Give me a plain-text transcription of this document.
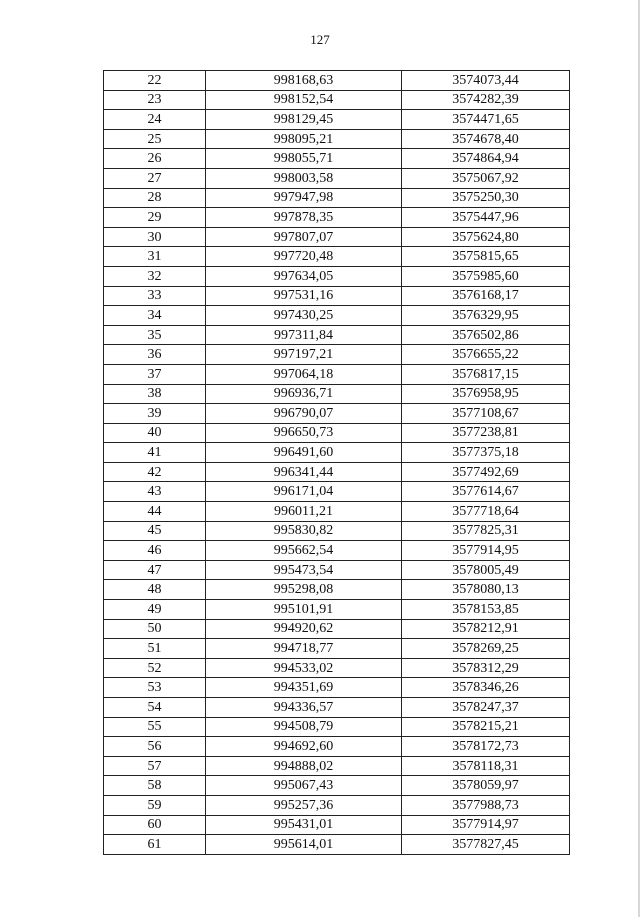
127
22	998168,63	3574073,44
23	998152,54	3574282,39
24	998129,45	3574471,65
25	998095,21	3574678,40
26	998055,71	3574864,94
27	998003,58	3575067,92
28	997947,98	3575250,30
29	997878,35	3575447,96
30	997807,07	3575624,80
31	997720,48	3575815,65
32	997634,05	3575985,60
33	997531,16	3576168,17
34	997430,25	3576329,95
35	997311,84	3576502,86
36	997197,21	3576655,22
37	997064,18	3576817,15
38	996936,71	3576958,95
39	996790,07	3577108,67
40	996650,73	3577238,81
41	996491,60	3577375,18
42	996341,44	3577492,69
43	996171,04	3577614,67
44	996011,21	3577718,64
45	995830,82	3577825,31
46	995662,54	3577914,95
47	995473,54	3578005,49
48	995298,08	3578080,13
49	995101,91	3578153,85
50	994920,62	3578212,91
51	994718,77	3578269,25
52	994533,02	3578312,29
53	994351,69	3578346,26
54	994336,57	3578247,37
55	994508,79	3578215,21
56	994692,60	3578172,73
57	994888,02	3578118,31
58	995067,43	3578059,97
59	995257,36	3577988,73
60	995431,01	3577914,97
61	995614,01	3577827,45
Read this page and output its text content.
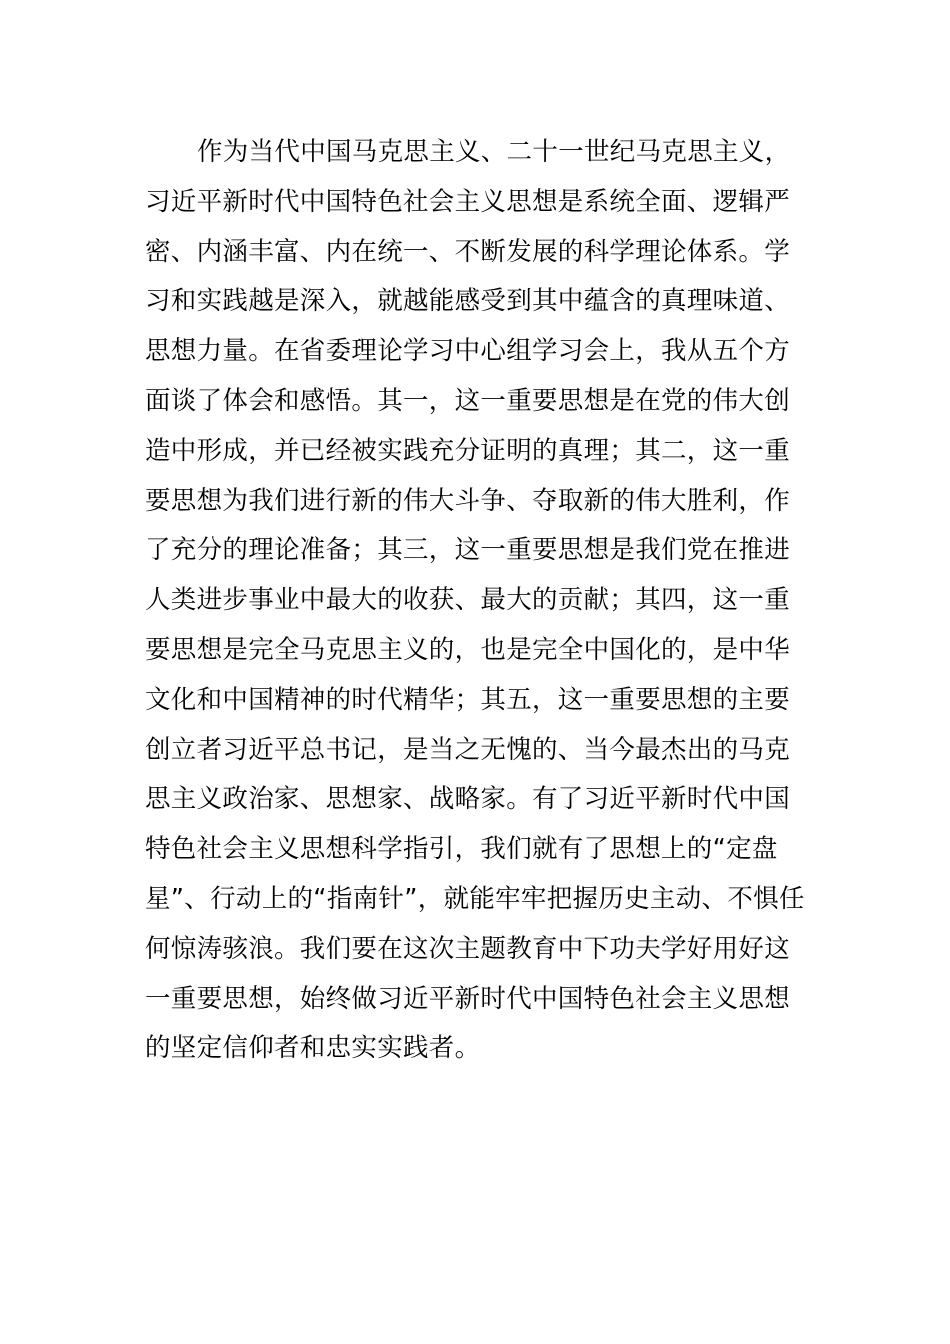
作为当代中国马克思主义、二十一世纪马克思主义，
习近平新时代中国特色社会主义思想是系统全面、逻辑严
密、内涵丰富、内在统一、不断发展的科学理论体系。学
习和实践越是深入，就越能感受到其中蕴含的真理味道、
思想力量。在省委理论学习中心组学习会上，我从五个方
面谈了体会和感悟。其一，这一重要思想是在党的伟大创
造中形成，并已经被实践充分证明的真理；其二，这一重
要思想为我们进行新的伟大斗争、夺取新的伟大胜利，作
了充分的理论准备；其三，这一重要思想是我们党在推进
人类进步事业中最大的收获、最大的贡献；其四，这一重
要思想是完全马克思主义的，也是完全中国化的，是中华
文化和中国精神的时代精华；其五，这一重要思想的主要
创立者习近平总书记，是当之无愧的、当今最杰出的马克
思主义政治家、思想家、战略家。有了习近平新时代中国
特色社会主义思想科学指引，我们就有了思想上的“定盘
星”、行动上的“指南针”，就能牢牢把握历史主动、不惧任
何惊涛骇浪。我们要在这次主题教育中下功夫学好用好这
一重要思想，始终做习近平新时代中国特色社会主义思想
的坚定信仰者和忠实实践者。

# # # #

_TASK_.
In the records above, locate every line with the string "text" and copy it.

_RESPONSE_.
Give me a plain-text transcription of this document.
Read this page and output its text content.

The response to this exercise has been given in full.